● Task prompt
Scan the data below and pick out the lines containing the word "body".

Entries from a visual dataset:
-=-=-=-=-

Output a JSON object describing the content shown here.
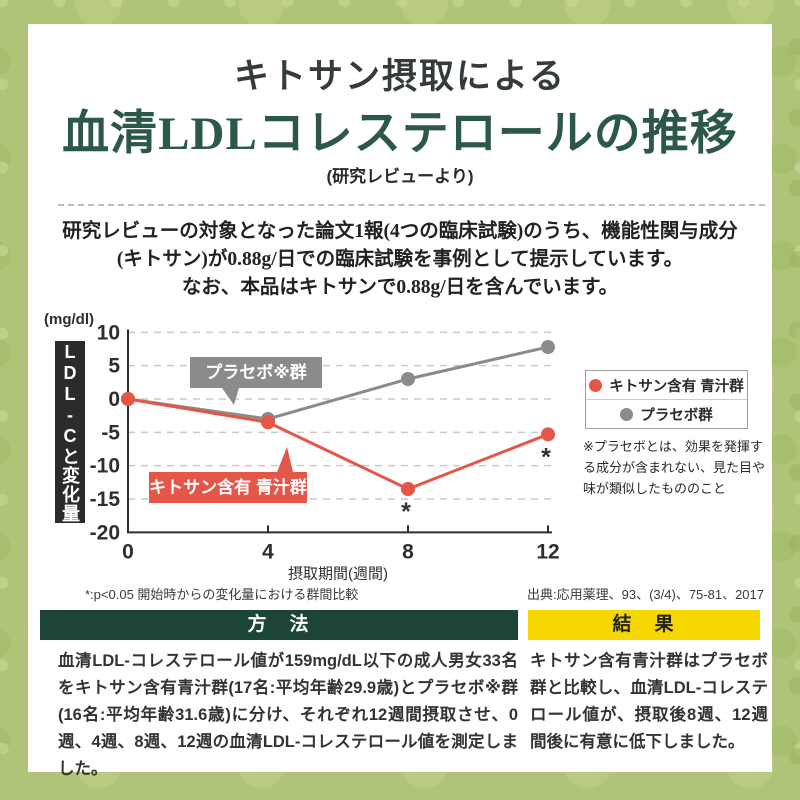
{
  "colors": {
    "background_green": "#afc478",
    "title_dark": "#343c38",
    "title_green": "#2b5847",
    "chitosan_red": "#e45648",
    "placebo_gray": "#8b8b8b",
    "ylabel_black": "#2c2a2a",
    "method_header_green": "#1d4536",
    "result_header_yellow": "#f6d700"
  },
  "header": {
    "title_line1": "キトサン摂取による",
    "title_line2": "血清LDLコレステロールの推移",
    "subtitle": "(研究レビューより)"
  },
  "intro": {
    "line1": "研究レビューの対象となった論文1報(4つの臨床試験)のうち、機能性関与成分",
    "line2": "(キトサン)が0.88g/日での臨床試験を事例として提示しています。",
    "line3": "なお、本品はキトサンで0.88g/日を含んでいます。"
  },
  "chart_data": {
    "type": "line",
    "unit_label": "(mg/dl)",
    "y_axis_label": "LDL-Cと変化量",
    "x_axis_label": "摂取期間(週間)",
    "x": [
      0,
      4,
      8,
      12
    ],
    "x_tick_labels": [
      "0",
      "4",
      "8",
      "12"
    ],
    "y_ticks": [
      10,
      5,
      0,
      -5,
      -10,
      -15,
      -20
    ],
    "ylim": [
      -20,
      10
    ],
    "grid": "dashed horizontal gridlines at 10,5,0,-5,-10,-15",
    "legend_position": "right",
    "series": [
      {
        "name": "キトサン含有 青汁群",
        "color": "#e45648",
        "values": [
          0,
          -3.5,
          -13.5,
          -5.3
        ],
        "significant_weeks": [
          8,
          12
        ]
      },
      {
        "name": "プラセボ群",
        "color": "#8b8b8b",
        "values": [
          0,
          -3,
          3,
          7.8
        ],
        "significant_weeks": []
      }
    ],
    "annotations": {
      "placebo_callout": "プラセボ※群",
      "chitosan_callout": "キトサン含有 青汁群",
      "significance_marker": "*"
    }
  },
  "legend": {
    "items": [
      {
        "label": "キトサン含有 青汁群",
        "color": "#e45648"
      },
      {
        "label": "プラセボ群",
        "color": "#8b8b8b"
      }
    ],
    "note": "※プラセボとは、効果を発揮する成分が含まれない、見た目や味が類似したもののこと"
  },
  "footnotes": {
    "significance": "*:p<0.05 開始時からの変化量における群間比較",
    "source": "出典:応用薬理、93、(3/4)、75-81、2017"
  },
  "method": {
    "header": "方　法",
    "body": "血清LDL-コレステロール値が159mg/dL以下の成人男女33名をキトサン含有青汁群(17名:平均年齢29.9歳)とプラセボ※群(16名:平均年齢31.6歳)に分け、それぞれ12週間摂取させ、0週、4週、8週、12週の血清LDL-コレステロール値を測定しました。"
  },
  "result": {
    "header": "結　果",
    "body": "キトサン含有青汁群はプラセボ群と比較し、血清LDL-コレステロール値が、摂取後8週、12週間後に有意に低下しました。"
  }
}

-=-=-=-=-

● Exercise answer
    "body": "血清LDL-コレステロール値が159mg/dL以下の成人男女33名をキトサン含有青汁群(17名:平均年齢29.9歳)とプラセボ※群(16名:平均年齢31.6歳)に分け、それぞれ12週間摂取させ、0週、4週、8週、12週の血清LDL-コレステロール値を測定しました。"
    "body": "キトサン含有青汁群はプラセボ群と比較し、血清LDL-コレステロール値が、摂取後8週、12週間後に有意に低下しました。"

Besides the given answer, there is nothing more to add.